● Work to complete
The records below must be copied in full; omit the images.
Start of Material provided
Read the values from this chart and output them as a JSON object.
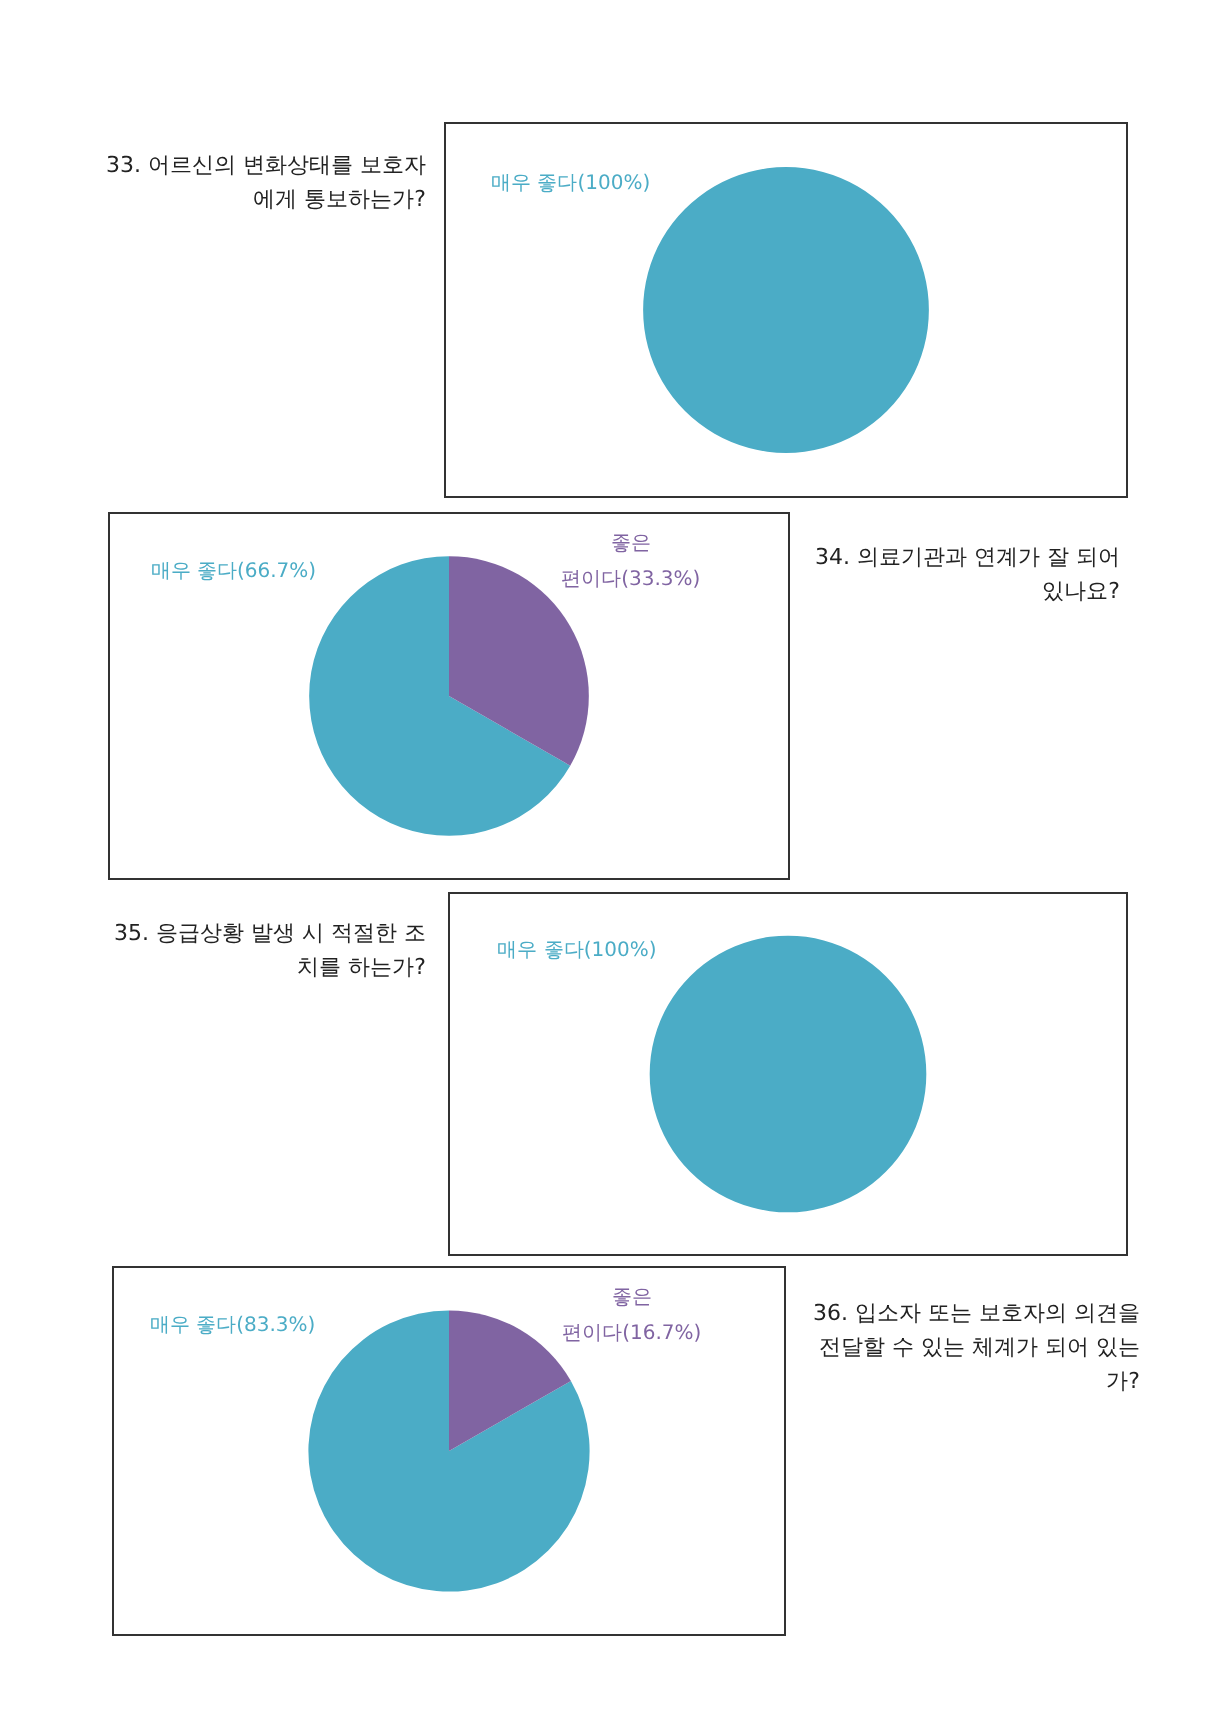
{
  "chart_data": [
    {
      "type": "pie",
      "title": "33. 어르신의 변화상태를 보호자에게 통보하는가?",
      "categories": [
        "매우 좋다"
      ],
      "values": [
        100
      ],
      "colors": [
        "#4bacc6"
      ],
      "value_labels": [
        "(100%)"
      ]
    },
    {
      "type": "pie",
      "title": "34. 의료기관과 연계가 잘 되어 있나요?",
      "categories": [
        "매우 좋다",
        "좋은 편이다"
      ],
      "values": [
        66.7,
        33.3
      ],
      "colors": [
        "#4bacc6",
        "#8064a2"
      ],
      "value_labels": [
        "(66.7%)",
        "(33.3%)"
      ]
    },
    {
      "type": "pie",
      "title": "35. 응급상황 발생 시 적절한 조치를 하는가?",
      "categories": [
        "매우 좋다"
      ],
      "values": [
        100
      ],
      "colors": [
        "#4bacc6"
      ],
      "value_labels": [
        "(100%)"
      ]
    },
    {
      "type": "pie",
      "title": "36. 입소자 또는 보호자의 의견을 전달할 수 있는 체계가 되어 있는가?",
      "categories": [
        "매우 좋다",
        "좋은 편이다"
      ],
      "values": [
        83.3,
        16.7
      ],
      "colors": [
        "#4bacc6",
        "#8064a2"
      ],
      "value_labels": [
        "(83.3%)",
        "(16.7%)"
      ]
    }
  ]
}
End of Material provided
● The answer
Read the values from this chart and output them as a JSON object.
{
  "chart_data": [
    {
      "type": "pie",
      "title": "33. 어르신의 변화상태를 보호자에게 통보하는가?",
      "categories": [
        "매우 좋다"
      ],
      "values": [
        100
      ],
      "colors": [
        "#4bacc6"
      ],
      "value_labels": [
        "(100%)"
      ]
    },
    {
      "type": "pie",
      "title": "34. 의료기관과 연계가 잘 되어 있나요?",
      "categories": [
        "매우 좋다",
        "좋은 편이다"
      ],
      "values": [
        66.7,
        33.3
      ],
      "colors": [
        "#4bacc6",
        "#8064a2"
      ],
      "value_labels": [
        "(66.7%)",
        "(33.3%)"
      ]
    },
    {
      "type": "pie",
      "title": "35. 응급상황 발생 시 적절한 조치를 하는가?",
      "categories": [
        "매우 좋다"
      ],
      "values": [
        100
      ],
      "colors": [
        "#4bacc6"
      ],
      "value_labels": [
        "(100%)"
      ]
    },
    {
      "type": "pie",
      "title": "36. 입소자 또는 보호자의 의견을 전달할 수 있는 체계가 되어 있는가?",
      "categories": [
        "매우 좋다",
        "좋은 편이다"
      ],
      "values": [
        83.3,
        16.7
      ],
      "colors": [
        "#4bacc6",
        "#8064a2"
      ],
      "value_labels": [
        "(83.3%)",
        "(16.7%)"
      ]
    }
  ]
}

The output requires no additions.